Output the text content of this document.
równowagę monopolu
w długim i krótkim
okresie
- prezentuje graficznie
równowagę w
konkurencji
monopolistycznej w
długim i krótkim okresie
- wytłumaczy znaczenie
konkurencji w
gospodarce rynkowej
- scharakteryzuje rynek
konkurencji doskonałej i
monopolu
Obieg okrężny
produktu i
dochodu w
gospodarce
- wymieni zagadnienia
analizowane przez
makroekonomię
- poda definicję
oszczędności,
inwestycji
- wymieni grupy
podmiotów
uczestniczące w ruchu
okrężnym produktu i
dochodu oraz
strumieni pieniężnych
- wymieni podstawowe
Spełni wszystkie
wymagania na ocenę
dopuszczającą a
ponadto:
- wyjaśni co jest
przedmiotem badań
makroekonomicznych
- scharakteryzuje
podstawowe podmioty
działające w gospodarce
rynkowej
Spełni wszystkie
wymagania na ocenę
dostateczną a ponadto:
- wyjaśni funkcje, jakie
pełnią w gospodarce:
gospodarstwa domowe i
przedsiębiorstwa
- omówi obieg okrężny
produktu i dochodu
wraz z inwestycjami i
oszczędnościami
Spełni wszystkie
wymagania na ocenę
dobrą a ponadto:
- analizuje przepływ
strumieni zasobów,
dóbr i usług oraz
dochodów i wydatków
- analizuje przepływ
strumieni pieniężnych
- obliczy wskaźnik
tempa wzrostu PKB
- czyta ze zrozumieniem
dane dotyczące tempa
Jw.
§
*Problem to work on:* Every record shown above should be written out again exactly.

*Answer to this task:*
Output the text content of this document.
równowagę monopolu
w długim i krótkim
okresie
- prezentuje graficznie
równowagę w
konkurencji
monopolistycznej w
długim i krótkim okresie
- wytłumaczy znaczenie
konkurencji w
gospodarce rynkowej
- scharakteryzuje rynek
konkurencji doskonałej i
monopolu
Obieg okrężny
produktu i
dochodu w
gospodarce
- wymieni zagadnienia
analizowane przez
makroekonomię
- poda definicję
oszczędności,
inwestycji
- wymieni grupy
podmiotów
uczestniczące w ruchu
okrężnym produktu i
dochodu oraz
strumieni pieniężnych
- wymieni podstawowe
Spełni wszystkie
wymagania na ocenę
dopuszczającą a
ponadto:
- wyjaśni co jest
przedmiotem badań
makroekonomicznych
- scharakteryzuje
podstawowe podmioty
działające w gospodarce
rynkowej
Spełni wszystkie
wymagania na ocenę
dostateczną a ponadto:
- wyjaśni funkcje, jakie
pełnią w gospodarce:
gospodarstwa domowe i
przedsiębiorstwa
- omówi obieg okrężny
produktu i dochodu
wraz z inwestycjami i
oszczędnościami
Spełni wszystkie
wymagania na ocenę
dobrą a ponadto:
- analizuje przepływ
strumieni zasobów,
dóbr i usług oraz
dochodów i wydatków
- analizuje przepływ
strumieni pieniężnych
- obliczy wskaźnik
tempa wzrostu PKB
- czyta ze zrozumieniem
dane dotyczące tempa
Jw.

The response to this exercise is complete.